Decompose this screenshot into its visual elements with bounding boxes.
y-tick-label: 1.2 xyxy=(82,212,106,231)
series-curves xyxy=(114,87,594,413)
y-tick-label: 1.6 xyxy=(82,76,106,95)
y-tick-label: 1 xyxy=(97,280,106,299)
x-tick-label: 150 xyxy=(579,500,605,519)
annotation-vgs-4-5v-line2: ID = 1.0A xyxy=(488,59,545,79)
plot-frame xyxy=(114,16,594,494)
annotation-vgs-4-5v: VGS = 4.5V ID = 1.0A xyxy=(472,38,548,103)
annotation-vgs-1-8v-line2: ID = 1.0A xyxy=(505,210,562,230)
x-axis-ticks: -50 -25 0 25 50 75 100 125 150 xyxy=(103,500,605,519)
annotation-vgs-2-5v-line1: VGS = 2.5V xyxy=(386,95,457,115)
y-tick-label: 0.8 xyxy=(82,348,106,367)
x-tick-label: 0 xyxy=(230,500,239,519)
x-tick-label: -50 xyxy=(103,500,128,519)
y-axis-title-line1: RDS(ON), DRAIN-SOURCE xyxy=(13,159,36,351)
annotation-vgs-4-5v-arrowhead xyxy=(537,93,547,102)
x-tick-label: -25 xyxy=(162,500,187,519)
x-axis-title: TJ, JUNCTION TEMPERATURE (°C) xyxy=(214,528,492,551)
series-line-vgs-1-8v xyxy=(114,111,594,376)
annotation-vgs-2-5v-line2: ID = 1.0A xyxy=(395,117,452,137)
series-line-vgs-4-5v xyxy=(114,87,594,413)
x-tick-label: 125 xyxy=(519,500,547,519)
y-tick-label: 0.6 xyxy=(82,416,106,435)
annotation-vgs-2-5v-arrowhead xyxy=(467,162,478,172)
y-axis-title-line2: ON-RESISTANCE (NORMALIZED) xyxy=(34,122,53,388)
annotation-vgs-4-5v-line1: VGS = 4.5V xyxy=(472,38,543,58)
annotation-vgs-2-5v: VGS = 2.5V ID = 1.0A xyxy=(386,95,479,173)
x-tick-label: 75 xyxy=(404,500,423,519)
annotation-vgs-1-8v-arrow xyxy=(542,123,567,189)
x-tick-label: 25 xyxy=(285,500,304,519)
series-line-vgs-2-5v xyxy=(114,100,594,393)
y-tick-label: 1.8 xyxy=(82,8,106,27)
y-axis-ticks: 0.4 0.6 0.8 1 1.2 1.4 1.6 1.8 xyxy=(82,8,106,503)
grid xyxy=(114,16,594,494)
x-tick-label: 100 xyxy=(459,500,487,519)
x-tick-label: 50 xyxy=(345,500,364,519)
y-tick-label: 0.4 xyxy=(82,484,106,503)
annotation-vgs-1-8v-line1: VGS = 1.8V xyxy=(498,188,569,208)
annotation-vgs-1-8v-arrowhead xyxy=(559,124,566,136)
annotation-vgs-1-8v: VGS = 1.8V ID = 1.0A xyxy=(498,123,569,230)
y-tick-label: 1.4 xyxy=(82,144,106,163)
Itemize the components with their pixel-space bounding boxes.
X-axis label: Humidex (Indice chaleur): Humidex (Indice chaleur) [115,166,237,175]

Problem details: Give back all of the material above, reproducing every line without any change.

Solution to the exercise:
Decompose this screenshot into its visual elements with bounding boxes.
y-tick-label: 1.2 xyxy=(82,212,106,231)
series-curves xyxy=(114,87,594,413)
y-tick-label: 1.6 xyxy=(82,76,106,95)
y-tick-label: 1 xyxy=(97,280,106,299)
x-tick-label: 150 xyxy=(579,500,605,519)
annotation-vgs-4-5v-line2: ID = 1.0A xyxy=(488,59,545,79)
plot-frame xyxy=(114,16,594,494)
annotation-vgs-4-5v: VGS = 4.5V ID = 1.0A xyxy=(472,38,548,103)
annotation-vgs-1-8v-line2: ID = 1.0A xyxy=(505,210,562,230)
x-axis-ticks: -50 -25 0 25 50 75 100 125 150 xyxy=(103,500,605,519)
annotation-vgs-2-5v-line1: VGS = 2.5V xyxy=(386,95,457,115)
y-tick-label: 0.8 xyxy=(82,348,106,367)
x-tick-label: 0 xyxy=(230,500,239,519)
x-tick-label: -50 xyxy=(103,500,128,519)
y-axis-title-line1: RDS(ON), DRAIN-SOURCE xyxy=(13,159,36,351)
annotation-vgs-4-5v-arrowhead xyxy=(537,93,547,102)
x-tick-label: -25 xyxy=(162,500,187,519)
x-axis-title: TJ, JUNCTION TEMPERATURE (°C) xyxy=(214,528,492,551)
series-line-vgs-1-8v xyxy=(114,111,594,376)
annotation-vgs-2-5v-line2: ID = 1.0A xyxy=(395,117,452,137)
series-line-vgs-4-5v xyxy=(114,87,594,413)
x-tick-label: 125 xyxy=(519,500,547,519)
y-tick-label: 0.6 xyxy=(82,416,106,435)
annotation-vgs-2-5v-arrowhead xyxy=(467,162,478,172)
y-axis-title-line2: ON-RESISTANCE (NORMALIZED) xyxy=(34,122,53,388)
annotation-vgs-4-5v-line1: VGS = 4.5V xyxy=(472,38,543,58)
annotation-vgs-2-5v: VGS = 2.5V ID = 1.0A xyxy=(386,95,479,173)
x-tick-label: 75 xyxy=(404,500,423,519)
annotation-vgs-1-8v-arrow xyxy=(542,123,567,189)
x-tick-label: 25 xyxy=(285,500,304,519)
series-line-vgs-2-5v xyxy=(114,100,594,393)
y-tick-label: 1.8 xyxy=(82,8,106,27)
y-axis-ticks: 0.4 0.6 0.8 1 1.2 1.4 1.6 1.8 xyxy=(82,8,106,503)
grid xyxy=(114,16,594,494)
x-tick-label: 100 xyxy=(459,500,487,519)
x-tick-label: 50 xyxy=(345,500,364,519)
y-tick-label: 0.4 xyxy=(82,484,106,503)
annotation-vgs-1-8v-line1: VGS = 1.8V xyxy=(498,188,569,208)
annotation-vgs-1-8v-arrowhead xyxy=(559,124,566,136)
annotation-vgs-1-8v: VGS = 1.8V ID = 1.0A xyxy=(498,123,569,230)
y-tick-label: 1.4 xyxy=(82,144,106,163)
Itemize the components with their pixel-space bounding boxes.
X-axis label: Humidex (Indice chaleur): Humidex (Indice chaleur) [115,166,237,175]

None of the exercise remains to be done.